→ **Source extract**:
We have a lot to go through this morning with the precipitation streaming in today (Thursday) all the way through Tuesday. But the big story will be the bomb cyclone for Sunday into Monday.
We have a very strong storm by October standards in the northeast Pacific, and an even bigger one behind that which will hit us Sunday into Monday.
For today we have light showers streaming in off of the Pacific. Snow levels are high around 10,000 ft. this morning and rising to over 11,000 ft. by this afternoon. Expected scattered showers with highs in the 50s at lake level. Ridgetop winds from the southwest gusting up to 50+ mph.
A colder and wetter system moves through Friday. This system has been trending slightly farther south and wetter the last few days. Steady precipitation is expected to push in around daybreak Friday and clear out later in the afternoon. Here is a look at our forecast radar.
Snow levels start out above 9000 ft. Friday morning, but then fall to 8000 ft. by late morning and could bottom out around 7000 ft. by the time the precipitation ends. Most of the precipitation is done by then so snow accumulations should mostly be above 8000 ft.
The latest model runs show 0.5 - 1.0 inches of total precipitation west of the lake up along the Sierra crest, and decent spillover to the east side of the lake with 0.4 - 0.8 inches of precipitation.
Time to dust off the snowfall calculator. This will be a wet snow for the higher elevations with 1-6 inches the general idea above 8000 ft.
Ridgetop winds are expected to gust to over 100+ mph from the southwest during the day and then coming down Friday night.
We may see a break in the precipitation Friday night into Saturday morning. Then a weaker system moves through Saturday afternoon/evening.
Expecting just scattered showers with snow levels possibly not much lower than the freezing levels with the light precip. Snow levels may be between 7500-8500 ft. Not expecting more than a coating to an inch of snow for the higher elevations. Ridgetop winds gusting up to 60+ mph.
Sunday - Monday Storm:
This storm is not only looking impressive by October standards, but by winter standards. The latest model runs show low pressure quickly dropping as the low spins towards the West Coast, possibly bottoming out around 940mb. That is a weak/moderate hurricane pressure and storms that quickly deepen like this over the Pacific are given the name "bomb cyclones".
We do see storms with pressure as low as 920mb once in a while, but this is a strong storm. Here is a look at the storm moving in Sunday.
It will have strong winds and will be tapping into copious amounts of Pacific moisture. Check out the Atmospheric River (AR) making landfall into CA and taking aim at the Sierra Sunday.
Ridgetop winds will increase with gusts over 130 mph Sunday! Below is a look at the OpenSummit.com wind forecast for the top of Mt. Rose. Ridgetop gusts could continue to be 70+ mph through Monday.

→ **Stored data**:
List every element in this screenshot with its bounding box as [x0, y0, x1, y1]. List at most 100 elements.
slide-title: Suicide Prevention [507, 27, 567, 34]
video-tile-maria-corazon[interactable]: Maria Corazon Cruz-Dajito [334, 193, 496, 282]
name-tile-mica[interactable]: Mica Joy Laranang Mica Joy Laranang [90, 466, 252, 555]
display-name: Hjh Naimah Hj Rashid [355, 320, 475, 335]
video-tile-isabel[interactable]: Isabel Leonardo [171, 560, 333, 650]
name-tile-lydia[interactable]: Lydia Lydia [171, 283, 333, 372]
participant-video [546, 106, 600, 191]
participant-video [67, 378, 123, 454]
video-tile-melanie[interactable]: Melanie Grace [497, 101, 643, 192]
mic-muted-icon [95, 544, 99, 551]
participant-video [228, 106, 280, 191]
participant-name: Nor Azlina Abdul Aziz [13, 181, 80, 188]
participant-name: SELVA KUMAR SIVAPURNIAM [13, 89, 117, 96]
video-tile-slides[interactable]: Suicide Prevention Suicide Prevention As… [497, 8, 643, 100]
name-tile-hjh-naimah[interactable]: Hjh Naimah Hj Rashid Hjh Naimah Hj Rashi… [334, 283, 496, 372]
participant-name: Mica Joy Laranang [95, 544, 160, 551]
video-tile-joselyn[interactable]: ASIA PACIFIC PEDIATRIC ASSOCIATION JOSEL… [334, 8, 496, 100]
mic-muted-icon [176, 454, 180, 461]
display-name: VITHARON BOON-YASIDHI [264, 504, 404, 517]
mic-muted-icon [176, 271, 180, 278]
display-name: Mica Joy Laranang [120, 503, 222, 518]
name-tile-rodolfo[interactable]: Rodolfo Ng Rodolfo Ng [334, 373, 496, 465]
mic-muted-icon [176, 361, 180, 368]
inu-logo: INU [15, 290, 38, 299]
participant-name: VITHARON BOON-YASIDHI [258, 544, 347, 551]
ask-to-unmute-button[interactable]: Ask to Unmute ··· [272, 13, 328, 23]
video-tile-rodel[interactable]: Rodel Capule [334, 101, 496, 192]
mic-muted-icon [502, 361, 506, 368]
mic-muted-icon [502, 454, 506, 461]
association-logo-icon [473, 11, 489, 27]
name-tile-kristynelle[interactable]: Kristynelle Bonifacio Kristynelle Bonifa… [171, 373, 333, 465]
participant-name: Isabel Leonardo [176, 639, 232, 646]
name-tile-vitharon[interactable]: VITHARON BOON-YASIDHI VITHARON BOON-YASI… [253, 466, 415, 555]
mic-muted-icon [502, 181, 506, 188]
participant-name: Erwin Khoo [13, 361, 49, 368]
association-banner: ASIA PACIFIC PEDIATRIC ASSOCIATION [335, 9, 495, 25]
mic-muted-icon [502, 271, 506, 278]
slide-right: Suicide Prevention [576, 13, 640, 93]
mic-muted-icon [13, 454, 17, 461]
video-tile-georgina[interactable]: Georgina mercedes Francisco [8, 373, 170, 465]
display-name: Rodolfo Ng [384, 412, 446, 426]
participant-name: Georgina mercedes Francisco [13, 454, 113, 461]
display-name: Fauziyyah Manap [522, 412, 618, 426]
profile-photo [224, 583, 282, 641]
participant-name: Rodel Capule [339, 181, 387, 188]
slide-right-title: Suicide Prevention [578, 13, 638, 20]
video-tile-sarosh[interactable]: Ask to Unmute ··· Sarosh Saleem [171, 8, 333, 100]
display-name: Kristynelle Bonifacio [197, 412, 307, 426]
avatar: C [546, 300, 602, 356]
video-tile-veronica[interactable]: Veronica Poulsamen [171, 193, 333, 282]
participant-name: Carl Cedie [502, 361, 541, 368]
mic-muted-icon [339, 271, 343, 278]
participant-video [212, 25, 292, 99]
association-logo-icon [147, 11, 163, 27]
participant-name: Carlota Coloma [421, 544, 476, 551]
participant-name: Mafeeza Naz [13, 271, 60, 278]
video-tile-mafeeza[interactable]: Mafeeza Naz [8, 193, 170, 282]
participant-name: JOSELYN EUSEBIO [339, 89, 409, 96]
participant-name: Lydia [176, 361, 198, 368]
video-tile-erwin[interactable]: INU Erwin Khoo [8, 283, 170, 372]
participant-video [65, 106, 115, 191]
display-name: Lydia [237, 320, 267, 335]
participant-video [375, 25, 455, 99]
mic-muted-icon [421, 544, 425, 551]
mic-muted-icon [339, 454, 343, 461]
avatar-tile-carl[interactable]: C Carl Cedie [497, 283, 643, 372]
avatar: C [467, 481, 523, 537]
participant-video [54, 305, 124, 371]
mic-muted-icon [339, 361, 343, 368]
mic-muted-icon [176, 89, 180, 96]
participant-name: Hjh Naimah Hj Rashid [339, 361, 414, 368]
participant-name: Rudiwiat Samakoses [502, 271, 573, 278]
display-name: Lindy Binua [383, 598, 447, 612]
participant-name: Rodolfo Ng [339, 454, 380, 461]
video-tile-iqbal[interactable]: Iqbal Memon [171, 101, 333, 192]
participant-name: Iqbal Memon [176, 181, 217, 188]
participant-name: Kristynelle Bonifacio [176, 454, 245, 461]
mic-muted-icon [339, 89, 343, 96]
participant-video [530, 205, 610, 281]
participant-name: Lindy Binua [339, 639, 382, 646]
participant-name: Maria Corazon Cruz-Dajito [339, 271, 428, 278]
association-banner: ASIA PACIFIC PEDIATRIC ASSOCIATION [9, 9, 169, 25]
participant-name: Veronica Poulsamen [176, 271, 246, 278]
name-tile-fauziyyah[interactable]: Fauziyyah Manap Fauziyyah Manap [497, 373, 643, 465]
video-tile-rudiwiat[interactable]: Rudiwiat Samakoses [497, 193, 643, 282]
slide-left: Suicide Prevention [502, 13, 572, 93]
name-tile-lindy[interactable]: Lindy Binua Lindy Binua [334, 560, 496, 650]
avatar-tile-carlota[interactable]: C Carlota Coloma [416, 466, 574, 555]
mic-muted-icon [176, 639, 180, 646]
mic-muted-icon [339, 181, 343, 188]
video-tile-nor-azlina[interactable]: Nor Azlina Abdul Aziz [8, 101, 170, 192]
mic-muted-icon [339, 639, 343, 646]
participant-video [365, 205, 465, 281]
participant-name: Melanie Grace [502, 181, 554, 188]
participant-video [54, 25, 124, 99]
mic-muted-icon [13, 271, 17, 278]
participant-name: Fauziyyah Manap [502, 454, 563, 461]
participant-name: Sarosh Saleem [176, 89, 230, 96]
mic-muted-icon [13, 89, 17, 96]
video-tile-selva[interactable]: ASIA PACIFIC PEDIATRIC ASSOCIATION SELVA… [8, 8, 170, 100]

→ **Problem**:
Please print the part of the storm forecast above exactly, starting at "The latest model runs show 0.5" and ending at "to 60+ mph.".

→ **Answer to the problem**:
The latest model runs show 0.5 - 1.0 inches of total precipitation west of the lake up along the Sierra crest, and decent spillover to the east side of the lake with 0.4 - 0.8 inches of precipitation.
Time to dust off the snowfall calculator. This will be a wet snow for the higher elevations with 1-6 inches the general idea above 8000 ft.
Ridgetop winds are expected to gust to over 100+ mph from the southwest during the day and then coming down Friday night.
We may see a break in the precipitation Friday night into Saturday morning. Then a weaker system moves through Saturday afternoon/evening.
Expecting just scattered showers with snow levels possibly not much lower than the freezing levels with the light precip. Snow levels may be between 7500-8500 ft. Not expecting more than a coating to an inch of snow for the higher elevations. Ridgetop winds gusting up to 60+ mph.